Saved entries:
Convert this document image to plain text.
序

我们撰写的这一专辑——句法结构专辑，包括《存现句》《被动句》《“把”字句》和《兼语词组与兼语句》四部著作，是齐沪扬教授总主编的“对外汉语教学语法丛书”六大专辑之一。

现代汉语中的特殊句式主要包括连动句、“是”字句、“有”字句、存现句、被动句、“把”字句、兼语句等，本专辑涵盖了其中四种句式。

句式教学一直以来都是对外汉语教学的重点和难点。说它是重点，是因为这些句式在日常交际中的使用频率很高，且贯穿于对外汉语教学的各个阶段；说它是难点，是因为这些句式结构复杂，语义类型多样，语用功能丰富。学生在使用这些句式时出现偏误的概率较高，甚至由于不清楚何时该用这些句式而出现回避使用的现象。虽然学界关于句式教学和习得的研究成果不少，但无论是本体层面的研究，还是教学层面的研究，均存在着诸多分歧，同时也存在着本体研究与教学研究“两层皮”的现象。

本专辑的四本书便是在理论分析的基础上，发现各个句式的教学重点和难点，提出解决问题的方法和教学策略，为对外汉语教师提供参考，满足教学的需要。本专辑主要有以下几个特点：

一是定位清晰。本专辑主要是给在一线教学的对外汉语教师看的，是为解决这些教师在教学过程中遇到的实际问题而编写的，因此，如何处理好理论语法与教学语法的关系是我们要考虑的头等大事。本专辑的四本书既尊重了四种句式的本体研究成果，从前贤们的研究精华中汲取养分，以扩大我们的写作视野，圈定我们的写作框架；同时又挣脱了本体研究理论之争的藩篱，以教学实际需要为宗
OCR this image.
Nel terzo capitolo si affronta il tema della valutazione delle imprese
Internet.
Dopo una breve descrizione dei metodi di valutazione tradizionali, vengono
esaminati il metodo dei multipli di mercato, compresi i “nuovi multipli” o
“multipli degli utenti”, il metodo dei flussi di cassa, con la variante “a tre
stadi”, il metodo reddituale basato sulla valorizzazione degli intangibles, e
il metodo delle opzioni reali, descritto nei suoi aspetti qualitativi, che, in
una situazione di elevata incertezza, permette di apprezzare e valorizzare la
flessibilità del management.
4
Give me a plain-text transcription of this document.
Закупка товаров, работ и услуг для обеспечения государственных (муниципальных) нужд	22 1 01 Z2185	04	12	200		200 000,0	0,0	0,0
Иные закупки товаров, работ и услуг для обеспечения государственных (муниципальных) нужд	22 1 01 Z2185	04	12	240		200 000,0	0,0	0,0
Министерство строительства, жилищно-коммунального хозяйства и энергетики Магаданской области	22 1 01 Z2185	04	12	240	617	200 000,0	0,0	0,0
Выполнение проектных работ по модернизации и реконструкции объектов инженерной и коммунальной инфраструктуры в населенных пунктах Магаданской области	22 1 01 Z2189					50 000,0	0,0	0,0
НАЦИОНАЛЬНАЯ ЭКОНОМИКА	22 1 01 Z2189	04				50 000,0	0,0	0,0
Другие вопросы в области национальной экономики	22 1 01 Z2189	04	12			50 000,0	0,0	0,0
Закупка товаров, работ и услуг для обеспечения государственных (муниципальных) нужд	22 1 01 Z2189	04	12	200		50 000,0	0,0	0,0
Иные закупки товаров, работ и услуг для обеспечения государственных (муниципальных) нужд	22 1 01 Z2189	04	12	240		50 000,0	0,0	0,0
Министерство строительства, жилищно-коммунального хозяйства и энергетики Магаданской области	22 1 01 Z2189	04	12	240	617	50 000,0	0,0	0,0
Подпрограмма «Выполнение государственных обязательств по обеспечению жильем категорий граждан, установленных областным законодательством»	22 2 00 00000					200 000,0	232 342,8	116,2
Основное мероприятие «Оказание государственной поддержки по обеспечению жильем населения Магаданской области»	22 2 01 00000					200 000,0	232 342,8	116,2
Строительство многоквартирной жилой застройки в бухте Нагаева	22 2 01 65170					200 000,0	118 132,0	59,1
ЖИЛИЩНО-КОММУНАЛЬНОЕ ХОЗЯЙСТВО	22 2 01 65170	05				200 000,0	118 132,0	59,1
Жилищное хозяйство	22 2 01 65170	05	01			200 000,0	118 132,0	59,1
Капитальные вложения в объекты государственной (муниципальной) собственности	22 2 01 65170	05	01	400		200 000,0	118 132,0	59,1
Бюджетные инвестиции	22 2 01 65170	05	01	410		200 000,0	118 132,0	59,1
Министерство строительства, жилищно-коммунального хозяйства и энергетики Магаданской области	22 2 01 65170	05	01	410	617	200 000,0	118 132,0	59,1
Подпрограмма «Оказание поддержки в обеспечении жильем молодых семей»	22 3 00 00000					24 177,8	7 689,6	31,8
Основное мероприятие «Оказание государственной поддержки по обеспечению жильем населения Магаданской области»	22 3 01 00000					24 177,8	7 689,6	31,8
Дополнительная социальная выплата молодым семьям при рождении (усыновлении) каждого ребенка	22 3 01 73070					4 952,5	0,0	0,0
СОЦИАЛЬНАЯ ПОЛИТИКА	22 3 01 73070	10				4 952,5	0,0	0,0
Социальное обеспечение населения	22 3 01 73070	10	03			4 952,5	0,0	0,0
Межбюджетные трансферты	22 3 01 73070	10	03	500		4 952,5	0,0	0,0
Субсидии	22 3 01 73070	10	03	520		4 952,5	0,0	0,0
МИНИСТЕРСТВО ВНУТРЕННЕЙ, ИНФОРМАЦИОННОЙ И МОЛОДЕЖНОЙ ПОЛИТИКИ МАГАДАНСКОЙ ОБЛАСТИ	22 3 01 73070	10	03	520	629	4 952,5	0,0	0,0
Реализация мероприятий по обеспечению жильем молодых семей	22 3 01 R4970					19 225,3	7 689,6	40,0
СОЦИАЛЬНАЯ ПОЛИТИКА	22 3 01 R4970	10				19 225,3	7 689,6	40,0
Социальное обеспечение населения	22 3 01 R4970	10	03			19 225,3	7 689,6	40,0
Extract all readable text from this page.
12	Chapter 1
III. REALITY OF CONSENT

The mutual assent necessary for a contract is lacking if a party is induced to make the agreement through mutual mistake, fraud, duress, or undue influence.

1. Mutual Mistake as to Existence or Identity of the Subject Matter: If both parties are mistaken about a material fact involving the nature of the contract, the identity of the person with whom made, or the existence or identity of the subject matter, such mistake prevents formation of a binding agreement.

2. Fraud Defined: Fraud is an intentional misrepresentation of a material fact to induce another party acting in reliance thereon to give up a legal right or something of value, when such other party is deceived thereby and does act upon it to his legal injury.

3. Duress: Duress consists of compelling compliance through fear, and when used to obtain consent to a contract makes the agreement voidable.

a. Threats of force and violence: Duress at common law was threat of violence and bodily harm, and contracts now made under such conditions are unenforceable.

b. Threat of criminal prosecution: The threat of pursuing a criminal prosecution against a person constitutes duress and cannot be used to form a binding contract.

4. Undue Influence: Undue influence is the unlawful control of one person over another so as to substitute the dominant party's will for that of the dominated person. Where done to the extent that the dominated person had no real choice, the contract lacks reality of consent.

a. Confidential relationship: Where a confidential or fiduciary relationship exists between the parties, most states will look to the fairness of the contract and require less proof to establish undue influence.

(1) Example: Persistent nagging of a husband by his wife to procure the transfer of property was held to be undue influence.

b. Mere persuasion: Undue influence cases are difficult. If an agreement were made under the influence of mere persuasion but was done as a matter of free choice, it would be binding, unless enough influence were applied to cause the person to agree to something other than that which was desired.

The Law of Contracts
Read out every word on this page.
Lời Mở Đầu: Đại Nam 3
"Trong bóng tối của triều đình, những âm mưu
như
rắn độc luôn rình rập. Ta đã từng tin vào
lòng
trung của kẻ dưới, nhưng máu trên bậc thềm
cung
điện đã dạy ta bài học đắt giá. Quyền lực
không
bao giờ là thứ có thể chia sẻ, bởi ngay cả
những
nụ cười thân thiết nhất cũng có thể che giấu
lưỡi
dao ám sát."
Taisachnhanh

**YOUR OBJECTIVE**: Go through the lines above. Select every one that has the string "valutazione".

**ANSWER TO THIS EXERCISE**:
Nel terzo capitolo si affronta il tema della valutazione delle imprese
Dopo una breve descrizione dei metodi di valutazione tradizionali, vengono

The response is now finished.